#### Problem details
Lines containing the word "this" are the ones to copy from the records below.

#### Dataset
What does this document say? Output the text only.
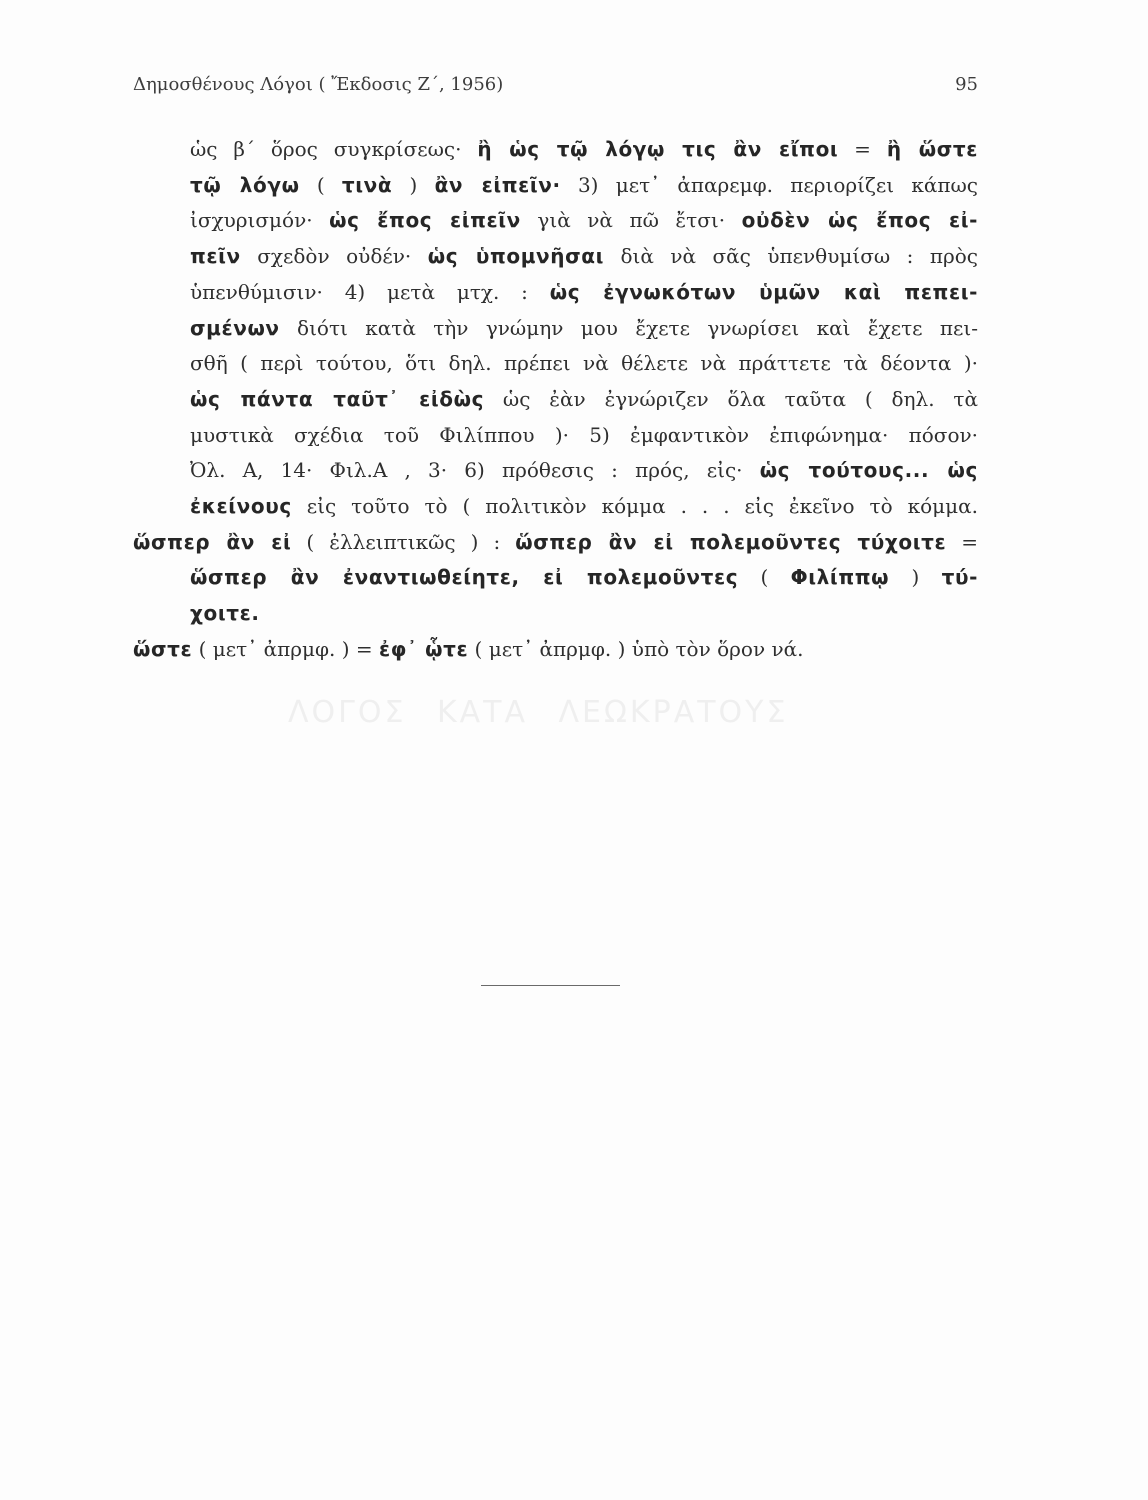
Δημοσθένους Λόγοι ( Ἔκδοσις Ζ΄, 1956)	95
ὡς β΄ ὅρος συγκρίσεως· ἢ ὡς τῷ λόγῳ τις ἂν εἴποι = ἢ ὥστε
τῷ λόγω ( τινὰ ) ἂν εἰπεῖν· 3) μετ᾽ ἀπαρεμφ. περιορίζει κάπως
ἰσχυρισμόν· ὡς ἔπος εἰπεῖν γιὰ νὰ πῶ ἔτσι· οὐδὲν ὡς ἔπος εἰ-
πεῖν σχεδὸν οὐδέν· ὡς ὑπομνῆσαι διὰ νὰ σᾶς ὑπενθυμίσω : πρὸς
ὑπενθύμισιν· 4) μετὰ μτχ. : ὡς ἐγνωκότων ὑμῶν καὶ πεπει-
σμένων διότι κατὰ τὴν γνώμην μου ἔχετε γνωρίσει καὶ ἔχετε πει-
σθῆ ( περὶ τούτου, ὅτι δηλ. πρέπει νὰ θέλετε νὰ πράττετε τὰ δέοντα )·
ὡς πάντα ταῦτ᾽ εἰδὼς ὡς ἐὰν ἐγνώριζεν ὅλα ταῦτα ( δηλ. τὰ
μυστικὰ σχέδια τοῦ Φιλίππου )· 5) ἐμφαντικὸν ἐπιφώνημα· πόσον·
Ὀλ. Α, 14· Φιλ.Α , 3· 6) πρόθεσις : πρός, εἰς· ὡς τούτους... ὡς
ἐκείνους εἰς τοῦτο τὸ ( πολιτικὸν κόμμα . . . εἰς ἐκεῖνο τὸ κόμμα.
ὥσπερ ἂν εἰ ( ἐλλειπτικῶς ) : ὥσπερ ἂν εἰ πολεμοῦντες τύχοιτε =
ὥσπερ ἂν ἐναντιωθείητε, εἰ πολεμοῦντες ( Φιλίππῳ ) τύ-
χοιτε.
ὥστε ( μετ᾽ ἀπρμφ. ) = ἐφ᾽ ᾧτε ( μετ᾽ ἀπρμφ. ) ὑπὸ τὸν ὅρον νά.
ΛΟΓΟΣ ΚΑΤΑ ΛΕΩΚΡΑΤΟΥΣ
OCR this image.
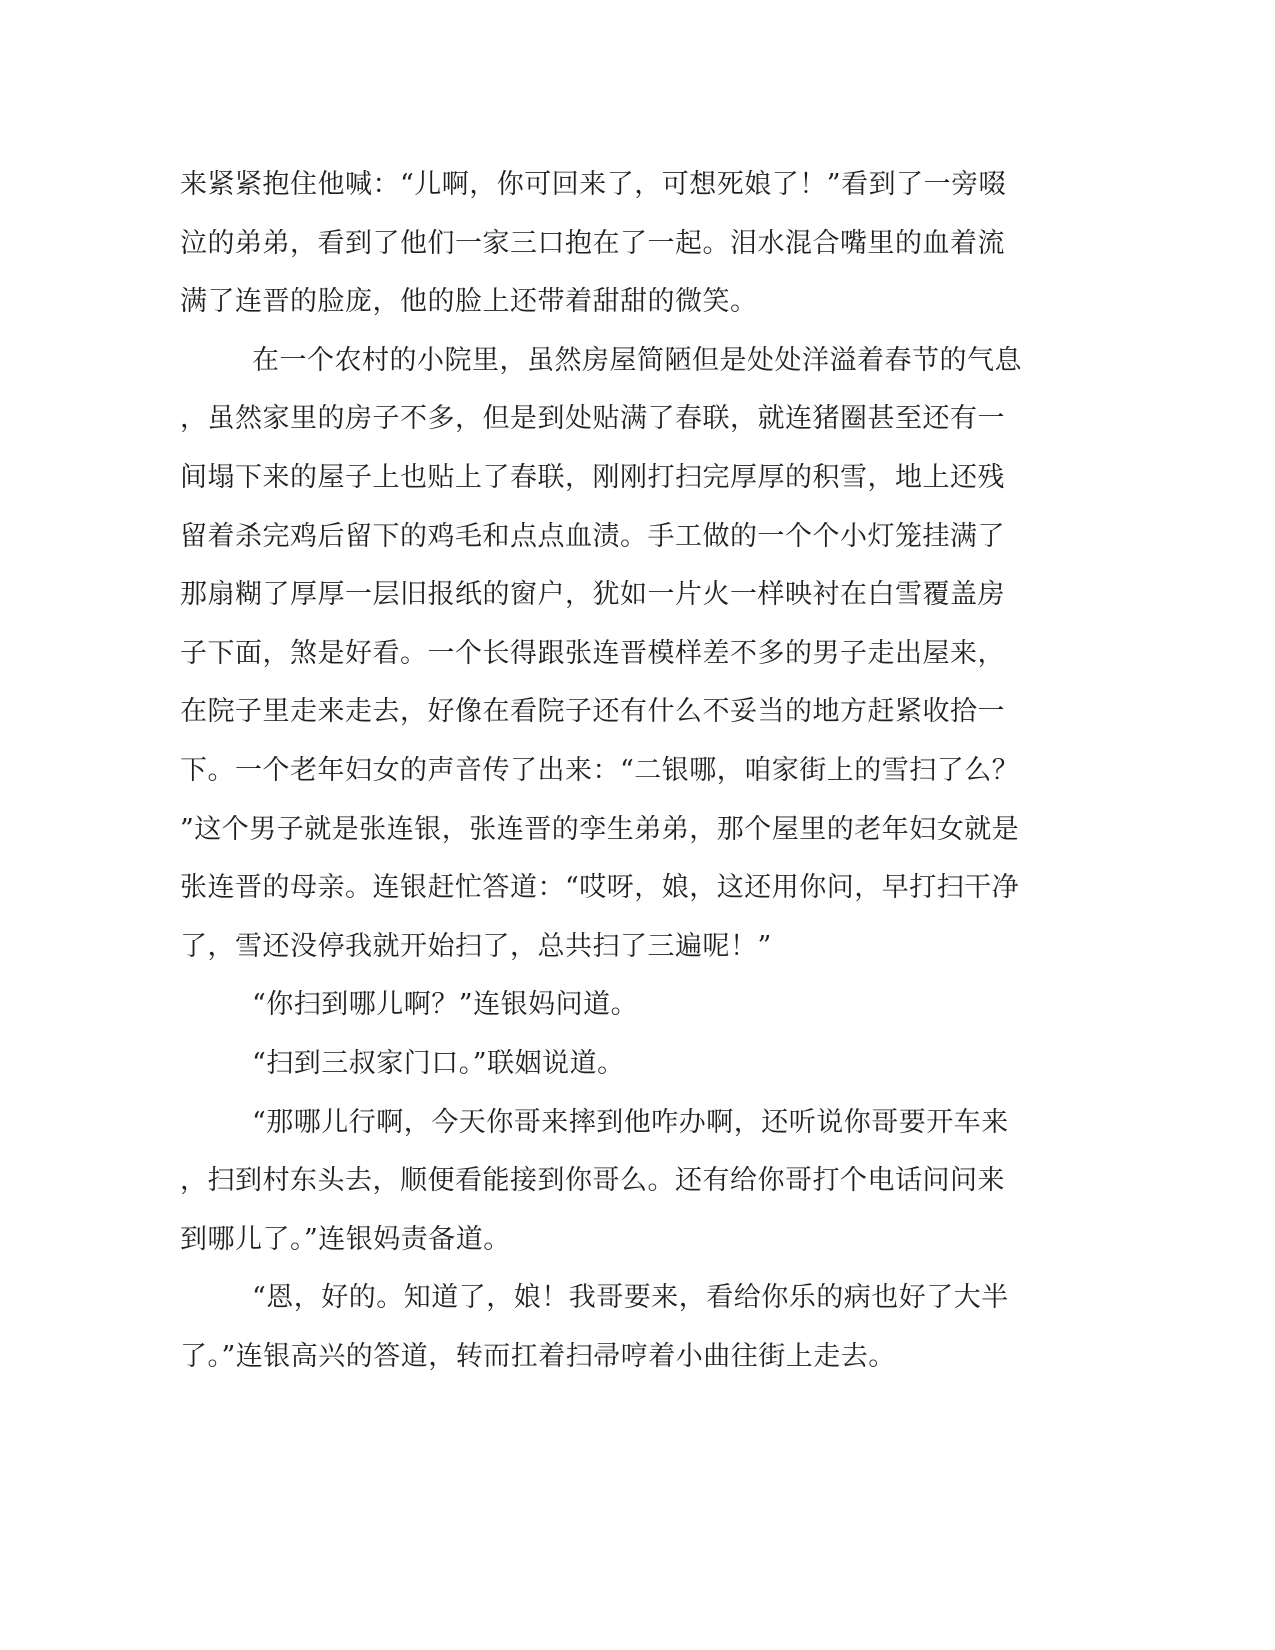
来紧紧抱住他喊：“儿啊，你可回来了，可想死娘了！”看到了一旁啜
泣的弟弟，看到了他们一家三口抱在了一起。泪水混合嘴里的血着流
满了连晋的脸庞，他的脸上还带着甜甜的微笑。
在一个农村的小院里，虽然房屋简陋但是处处洋溢着春节的气息
，虽然家里的房子不多，但是到处贴满了春联，就连猪圈甚至还有一
间塌下来的屋子上也贴上了春联，刚刚打扫完厚厚的积雪，地上还残
留着杀完鸡后留下的鸡毛和点点血渍。手工做的一个个小灯笼挂满了
那扇糊了厚厚一层旧报纸的窗户，犹如一片火一样映衬在白雪覆盖房
子下面，煞是好看。一个长得跟张连晋模样差不多的男子走出屋来，
在院子里走来走去，好像在看院子还有什么不妥当的地方赶紧收拾一
下。一个老年妇女的声音传了出来：“二银哪，咱家街上的雪扫了么？
”这个男子就是张连银，张连晋的孪生弟弟，那个屋里的老年妇女就是
张连晋的母亲。连银赶忙答道：“哎呀，娘，这还用你问，早打扫干净
了，雪还没停我就开始扫了，总共扫了三遍呢！”
“你扫到哪儿啊？”连银妈问道。
“扫到三叔家门口。”联姻说道。
“那哪儿行啊，今天你哥来摔到他咋办啊，还听说你哥要开车来
，扫到村东头去，顺便看能接到你哥么。还有给你哥打个电话问问来
到哪儿了。”连银妈责备道。
“恩，好的。知道了，娘！我哥要来，看给你乐的病也好了大半
了。”连银高兴的答道，转而扛着扫帚哼着小曲往街上走去。
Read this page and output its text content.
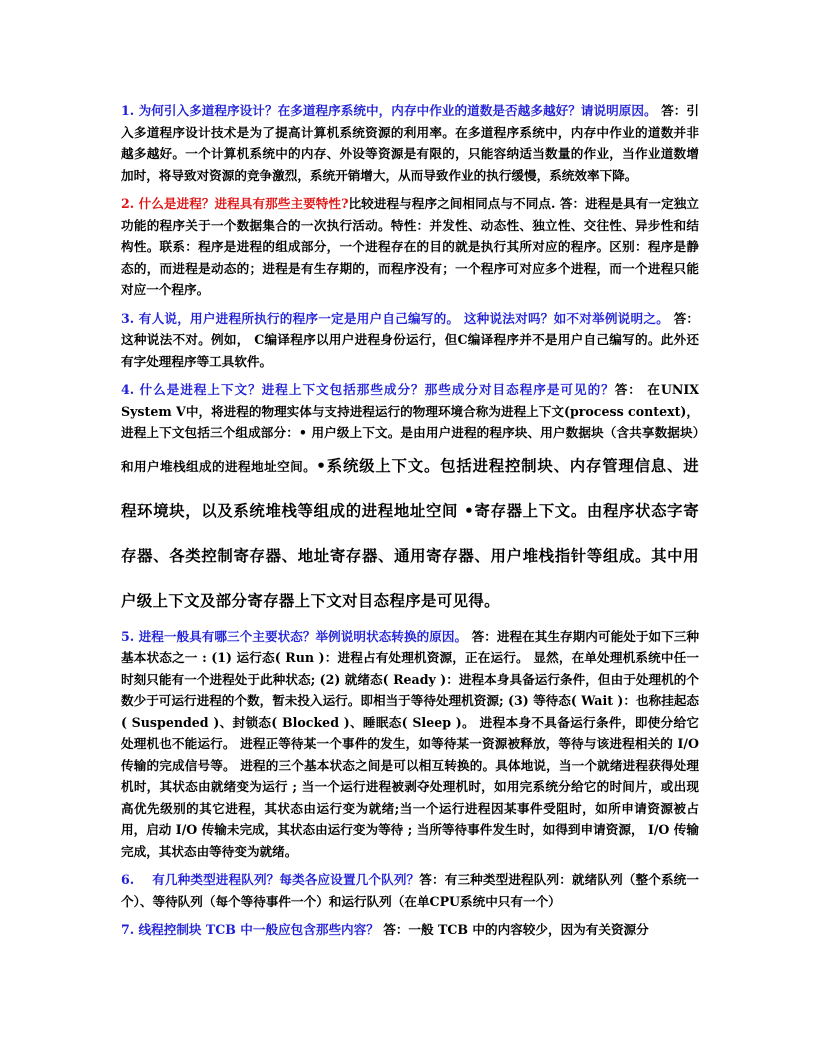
1. 为何引入多道程序设计？在多道程序系统中，内存中作业的道数是否越多越好？请说明原因。 答：引入多道程序设计技术是为了提高计算机系统资源的利用率。在多道程序系统中，内存中作业的道数并非越多越好。一个计算机系统中的内存、外设等资源是有限的，只能容纳适当数量的作业，当作业道数增加时，将导致对资源的竞争激烈，系统开销增大，从而导致作业的执行缓慢，系统效率下降。

2. 什么是进程？进程具有那些主要特性?比较进程与程序之间相同点与不同点. 答：进程是具有一定独立功能的程序关于一个数据集合的一次执行活动。特性：并发性、动态性、独立性、交往性、异步性和结构性。联系：程序是进程的组成部分，一个进程存在的目的就是执行其所对应的程序。区别：程序是静态的，而进程是动态的；进程是有生存期的，而程序没有；一个程序可对应多个进程，而一个进程只能对应一个程序。

3. 有人说，用户进程所执行的程序一定是用户自己编写的。 这种说法对吗？如不对举例说明之。 答：这种说法不对。例如， C编译程序以用户进程身份运行，但C编译程序并不是用户自己编写的。此外还有字处理程序等工具软件。

4. 什么是进程上下文？进程上下文包括那些成分？那些成分对目态程序是可见的？答： 在UNIX System V中，将进程的物理实体与支持进程运行的物理环境合称为进程上下文(process context)，进程上下文包括三个组成部分：• 用户级上下文。是由用户进程的程序块、用户数据块（含共享数据块）和用户堆栈组成的进程地址空间。•系统级上下文。包括进程控制块、内存管理信息、进程环境块，以及系统堆栈等组成的进程地址空间 •寄存器上下文。由程序状态字寄存器、各类控制寄存器、地址寄存器、通用寄存器、用户堆栈指针等组成。其中用户级上下文及部分寄存器上下文对目态程序是可见得。

5. 进程一般具有哪三个主要状态？举例说明状态转换的原因。 答：进程在其生存期内可能处于如下三种基本状态之一 : (1) 运行态( Run )：进程占有处理机资源，正在运行。 显然，在单处理机系统中任一时刻只能有一个进程处于此种状态; (2) 就绪态( Ready )：进程本身具备运行条件，但由于处理机的个数少于可运行进程的个数，暂未投入运行。即相当于等待处理机资源; (3) 等待态( Wait )：也称挂起态( Suspended )、封锁态( Blocked )、睡眠态( Sleep )。 进程本身不具备运行条件，即使分给它处理机也不能运行。 进程正等待某一个事件的发生，如等待某一资源被释放，等待与该进程相关的 I/O 传输的完成信号等。 进程的三个基本状态之间是可以相互转换的。具体地说，当一个就绪进程获得处理机时，其状态由就绪变为运行 ; 当一个运行进程被剥夺处理机时，如用完系统分给它的时间片，或出现高优先级别的其它进程，其状态由运行变为就绪;当一个运行进程因某事件受阻时，如所申请资源被占用，启动 I/O 传输未完成，其状态由运行变为等待 ; 当所等待事件发生时，如得到申请资源， I/O 传输完成，其状态由等待变为就绪。

6.    有几种类型进程队列？每类各应设置几个队列？答：有三种类型进程队列：就绪队列（整个系统一个）、等待队列（每个等待事件一个）和运行队列（在单CPU系统中只有一个）

7. 线程控制块 TCB 中一般应包含那些内容？ 答：一般 TCB 中的内容较少，因为有关资源分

#### The result
What does this document say? Output the text only.
OCR this image.
Read this page and output its text content.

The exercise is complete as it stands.